> _Text passage_

McBee said CoreWeave did $30 million in revenue last year, will score $500 million this year and has nearly $2 billion already contracted for next year. CNBC reported in June that Microsoft “has agreed to spend potentially billions of dollars over multiple years on cloud computing infrastructure from startup CoreWeave.”
“It’s happening very, very quickly,” he said. “We have a massive backlog of client demand we’re trying to build for, we’re also building at twelve different data centers right now. I’m engaged in something like one of the largest builds of this infrastructure on the planet today, at a company that you had never heard of three months ago.”
Nvidia has diverted latest AI server chips to CoreWeave
In addition to being in the right place with the right technology at the right time, CoreWeave has also benefitted significantly from Nvidia’s strategy to stay dominant in the AI space.
Nvidia has allotted a generous number of its latest AI server chips to CoreWeave and away from top cloud providers like AWS, even though supply is tight. That’s because those companies are developing their own AI chips in an attempt to reduce their reliance on Nvidia.
“It’s certainly isn’t a disadvantage to not be building our own chips,” McBee admitted. “I would imagine that that certainly helps us in our constant effort to get more GPUs from Nvidia at the expense of our peers.”
But while having Nvidia in their corner is “excellent” for CoreWeave, ultimately, he said, over time there will a matrix of different pieces and types of infrastructure that support different types of AI models. However, he believes GPUs will remain the infrastructure that supports the most cutting-edge, most compute-intensive models that get developed — and that it will take at least another two years, if not three, for the GPU supply shortage to begin to alleviate.
CoreWeave clients include Inflection AI
For now, top AI companies like Inflection AI, which recently announced an eye-popping $1.3 billion funding round to build a massive GPU cluster, are using CoreWeave to build it.
“They called us and said, guys, we need you to build one of the most performance supercomputers on the planet to support our AI company,” McBee said. “They call us and they say, ‘This is what we’re looking for, can you do it?’ — and I think we have two of the top five supercomputers are what we’re building right now in terms of FLOPS.”
For a client like Inflection, he explained, CoreWeave comes up with a timeline for the large build, and then explains to Nvidia what they are doing. “They say, ‘We’ll support you with engineering, marketing, infrastructure, allocation, whatever you need to get this done,’” he said. “Then we go execute and that’s also where our background comes in — we’ve consistently executed and we’ve built a differentiated product in the market.”
The future looks as bright as the GPU gold rush for CoreWeave
Now that it has become a household name in AI, CoreWeave is making plans to establish itself in industries such as life sciences — for areas like drug discovery, protein folding simulations, molecular discovery, and genetics testing. “That all requires the type of compute that we’re operating and they need to be able to access it in massive scale,” he explained.
But at the moment, McBee sounds a bit like a kid in a GPU candy store when it comes to CoreWeave’s efforts to power the generative AI boom.
“Walking into the data centers is the most amazing thing,” he said. “I’ve been building computers since I was a kid. So it’s just fun to be able to be in a business where you’re actually able to do this and scale it and power some of the coolest companies on the planet right now.”

> _Raw data_
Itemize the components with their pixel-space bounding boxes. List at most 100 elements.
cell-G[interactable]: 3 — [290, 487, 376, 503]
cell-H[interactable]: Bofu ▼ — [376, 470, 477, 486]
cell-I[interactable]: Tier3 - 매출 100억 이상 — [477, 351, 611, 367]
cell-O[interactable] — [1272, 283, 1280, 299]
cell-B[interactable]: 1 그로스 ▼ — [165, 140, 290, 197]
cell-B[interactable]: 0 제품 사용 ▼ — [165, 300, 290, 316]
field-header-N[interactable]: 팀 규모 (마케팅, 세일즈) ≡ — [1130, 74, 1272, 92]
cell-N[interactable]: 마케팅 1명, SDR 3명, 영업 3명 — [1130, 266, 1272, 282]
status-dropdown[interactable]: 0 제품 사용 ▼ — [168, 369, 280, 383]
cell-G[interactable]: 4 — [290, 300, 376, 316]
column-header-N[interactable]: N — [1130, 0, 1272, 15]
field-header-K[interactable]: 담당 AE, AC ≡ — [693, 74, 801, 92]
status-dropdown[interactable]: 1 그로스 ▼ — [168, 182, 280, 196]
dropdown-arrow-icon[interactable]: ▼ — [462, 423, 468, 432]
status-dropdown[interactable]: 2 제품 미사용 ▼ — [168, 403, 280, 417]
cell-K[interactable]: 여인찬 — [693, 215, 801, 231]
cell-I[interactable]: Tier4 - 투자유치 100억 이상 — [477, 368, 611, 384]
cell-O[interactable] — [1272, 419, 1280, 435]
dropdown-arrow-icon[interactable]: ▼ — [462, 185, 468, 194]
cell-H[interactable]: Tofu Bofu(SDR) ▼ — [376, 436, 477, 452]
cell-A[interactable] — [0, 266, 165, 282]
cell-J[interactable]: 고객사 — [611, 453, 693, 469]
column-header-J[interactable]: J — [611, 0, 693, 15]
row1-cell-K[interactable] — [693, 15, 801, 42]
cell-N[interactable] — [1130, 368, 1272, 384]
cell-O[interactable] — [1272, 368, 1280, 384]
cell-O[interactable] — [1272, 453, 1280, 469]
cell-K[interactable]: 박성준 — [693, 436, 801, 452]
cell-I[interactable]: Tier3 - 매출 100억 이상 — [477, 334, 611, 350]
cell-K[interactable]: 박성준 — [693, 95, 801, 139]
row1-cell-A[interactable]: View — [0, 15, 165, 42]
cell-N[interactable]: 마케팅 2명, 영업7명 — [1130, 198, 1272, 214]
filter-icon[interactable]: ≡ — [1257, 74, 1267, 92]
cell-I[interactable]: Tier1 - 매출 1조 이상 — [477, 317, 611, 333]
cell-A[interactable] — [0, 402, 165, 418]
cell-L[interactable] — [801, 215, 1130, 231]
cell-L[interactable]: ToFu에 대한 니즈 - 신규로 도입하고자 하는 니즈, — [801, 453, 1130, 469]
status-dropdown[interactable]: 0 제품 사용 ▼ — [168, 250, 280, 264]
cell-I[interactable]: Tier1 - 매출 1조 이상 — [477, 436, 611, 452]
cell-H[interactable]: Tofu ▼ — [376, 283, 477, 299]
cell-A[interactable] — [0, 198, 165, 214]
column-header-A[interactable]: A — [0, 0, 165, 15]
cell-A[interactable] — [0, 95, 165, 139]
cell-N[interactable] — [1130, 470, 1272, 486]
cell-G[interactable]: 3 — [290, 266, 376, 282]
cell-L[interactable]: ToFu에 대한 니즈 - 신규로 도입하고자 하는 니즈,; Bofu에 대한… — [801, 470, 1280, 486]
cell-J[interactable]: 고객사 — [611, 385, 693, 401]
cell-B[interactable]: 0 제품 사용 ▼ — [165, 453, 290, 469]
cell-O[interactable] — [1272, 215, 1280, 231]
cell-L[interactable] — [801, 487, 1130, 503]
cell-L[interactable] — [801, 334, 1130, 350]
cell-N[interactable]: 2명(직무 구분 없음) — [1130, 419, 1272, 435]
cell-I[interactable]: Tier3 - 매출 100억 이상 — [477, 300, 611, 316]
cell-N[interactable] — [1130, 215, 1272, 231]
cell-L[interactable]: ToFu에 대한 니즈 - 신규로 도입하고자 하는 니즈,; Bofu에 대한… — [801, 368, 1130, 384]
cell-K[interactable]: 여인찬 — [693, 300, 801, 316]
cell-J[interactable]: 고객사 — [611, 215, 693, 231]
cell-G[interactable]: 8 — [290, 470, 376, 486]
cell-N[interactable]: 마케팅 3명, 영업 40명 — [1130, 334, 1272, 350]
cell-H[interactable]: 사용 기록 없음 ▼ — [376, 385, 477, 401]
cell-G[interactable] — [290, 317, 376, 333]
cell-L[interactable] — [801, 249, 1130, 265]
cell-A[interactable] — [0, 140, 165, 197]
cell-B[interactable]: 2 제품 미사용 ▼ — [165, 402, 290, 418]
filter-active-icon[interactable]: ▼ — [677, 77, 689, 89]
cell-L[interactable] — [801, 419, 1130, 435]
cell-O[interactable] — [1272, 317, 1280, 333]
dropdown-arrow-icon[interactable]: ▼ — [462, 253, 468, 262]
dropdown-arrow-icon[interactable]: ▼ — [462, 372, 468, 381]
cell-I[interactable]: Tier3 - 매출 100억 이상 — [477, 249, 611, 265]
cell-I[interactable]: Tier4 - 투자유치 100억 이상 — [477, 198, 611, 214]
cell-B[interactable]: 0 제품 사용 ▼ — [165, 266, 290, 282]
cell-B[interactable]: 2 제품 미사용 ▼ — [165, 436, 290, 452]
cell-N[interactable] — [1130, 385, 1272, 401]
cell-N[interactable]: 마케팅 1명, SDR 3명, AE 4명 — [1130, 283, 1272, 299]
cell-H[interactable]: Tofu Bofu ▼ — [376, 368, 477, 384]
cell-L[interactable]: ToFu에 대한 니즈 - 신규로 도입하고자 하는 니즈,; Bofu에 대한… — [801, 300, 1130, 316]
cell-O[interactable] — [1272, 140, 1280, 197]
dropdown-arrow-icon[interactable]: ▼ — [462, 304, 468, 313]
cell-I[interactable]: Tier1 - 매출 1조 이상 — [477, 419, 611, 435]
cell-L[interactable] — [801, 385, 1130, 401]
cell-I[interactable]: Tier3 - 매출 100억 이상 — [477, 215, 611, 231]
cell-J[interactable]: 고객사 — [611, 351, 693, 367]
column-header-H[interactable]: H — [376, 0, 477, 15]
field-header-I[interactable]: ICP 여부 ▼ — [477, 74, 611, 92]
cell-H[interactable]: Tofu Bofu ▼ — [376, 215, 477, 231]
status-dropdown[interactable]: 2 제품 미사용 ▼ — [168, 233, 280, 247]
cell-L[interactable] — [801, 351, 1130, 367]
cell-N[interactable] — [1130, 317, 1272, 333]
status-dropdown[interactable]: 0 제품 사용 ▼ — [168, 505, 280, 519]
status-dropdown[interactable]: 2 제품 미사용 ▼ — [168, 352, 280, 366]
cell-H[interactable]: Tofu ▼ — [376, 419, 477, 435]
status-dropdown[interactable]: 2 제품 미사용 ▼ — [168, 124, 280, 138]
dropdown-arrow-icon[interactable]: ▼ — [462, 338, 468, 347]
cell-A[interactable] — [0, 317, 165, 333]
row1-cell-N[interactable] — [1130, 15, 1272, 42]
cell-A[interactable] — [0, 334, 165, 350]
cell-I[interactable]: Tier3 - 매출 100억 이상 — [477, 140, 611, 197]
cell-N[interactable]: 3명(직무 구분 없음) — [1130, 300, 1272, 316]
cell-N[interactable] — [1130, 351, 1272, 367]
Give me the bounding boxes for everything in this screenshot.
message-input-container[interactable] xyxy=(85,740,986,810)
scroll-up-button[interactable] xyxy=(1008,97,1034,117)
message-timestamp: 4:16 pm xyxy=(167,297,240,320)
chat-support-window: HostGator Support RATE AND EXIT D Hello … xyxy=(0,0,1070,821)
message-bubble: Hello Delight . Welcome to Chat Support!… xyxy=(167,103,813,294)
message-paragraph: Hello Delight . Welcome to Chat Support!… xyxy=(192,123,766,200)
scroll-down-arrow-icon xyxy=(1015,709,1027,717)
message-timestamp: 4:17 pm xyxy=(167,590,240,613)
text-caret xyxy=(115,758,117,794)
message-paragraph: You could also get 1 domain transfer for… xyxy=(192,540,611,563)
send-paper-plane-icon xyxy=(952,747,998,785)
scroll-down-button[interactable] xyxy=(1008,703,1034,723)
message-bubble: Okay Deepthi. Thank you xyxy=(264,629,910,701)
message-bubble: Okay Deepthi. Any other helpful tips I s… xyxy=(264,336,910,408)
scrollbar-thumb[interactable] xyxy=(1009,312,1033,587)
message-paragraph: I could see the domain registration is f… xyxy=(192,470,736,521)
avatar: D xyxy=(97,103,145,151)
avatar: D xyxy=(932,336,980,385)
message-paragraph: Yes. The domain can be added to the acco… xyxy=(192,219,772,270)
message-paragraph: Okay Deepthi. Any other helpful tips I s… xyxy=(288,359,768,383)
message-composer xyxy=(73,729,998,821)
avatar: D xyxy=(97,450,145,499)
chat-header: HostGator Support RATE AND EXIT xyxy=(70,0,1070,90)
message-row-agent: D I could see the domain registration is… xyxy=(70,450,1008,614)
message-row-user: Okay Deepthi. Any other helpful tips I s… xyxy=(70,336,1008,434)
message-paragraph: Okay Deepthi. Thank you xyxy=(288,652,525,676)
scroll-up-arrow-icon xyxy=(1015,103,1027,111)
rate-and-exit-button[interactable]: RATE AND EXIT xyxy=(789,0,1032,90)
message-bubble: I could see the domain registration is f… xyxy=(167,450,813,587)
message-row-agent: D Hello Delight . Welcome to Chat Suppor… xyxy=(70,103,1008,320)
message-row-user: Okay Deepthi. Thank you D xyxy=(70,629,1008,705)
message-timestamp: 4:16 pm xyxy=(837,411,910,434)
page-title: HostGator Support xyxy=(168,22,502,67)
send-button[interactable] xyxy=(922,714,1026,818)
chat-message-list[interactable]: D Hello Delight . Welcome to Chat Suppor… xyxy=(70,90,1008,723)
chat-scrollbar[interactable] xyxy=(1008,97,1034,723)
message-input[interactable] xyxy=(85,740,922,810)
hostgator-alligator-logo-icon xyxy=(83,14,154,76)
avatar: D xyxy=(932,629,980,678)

> _Questions to answer_
a) Sum up the passage about CoreWeave in two sentences.
b) Answer these questions using the passage about CoreWeave:
(i) At how many data centers is CoreWeave building right now?
(ii) How large was the funding round Inflection AI recently announced?
(iii) How long does McBee believe it will take for the GPU supply shortage to begin to alleviate?
c) Copy out the stretch of the passage about CoreWeave from "But while having" through "to build it.".

> _Task responses_
a) CoreWeave, which McBee said did $30 million in revenue last year and will score $500 million this year, has benefited from Nvidia giving it a generous number of its latest AI server chips instead of giving them to top cloud providers that are developing their own chips. It is building large GPU systems for clients such as Inflection AI and plans to establish itself in life sciences.

b)
(i) Twelve.
(ii) $1.3 billion.
(iii) At least another two years, if not three.

c)
But while having Nvidia in their corner is “excellent” for CoreWeave, ultimately, he said, over time there will a matrix of different pieces and types of infrastructure that support different types of AI models. However, he believes GPUs will remain the infrastructure that supports the most cutting-edge, most compute-intensive models that get developed — and that it will take at least another two years, if not three, for the GPU supply shortage to begin to alleviate.
CoreWeave clients include Inflection AI
For now, top AI companies like Inflection AI, which recently announced an eye-popping $1.3 billion funding round to build a massive GPU cluster, are using CoreWeave to build it.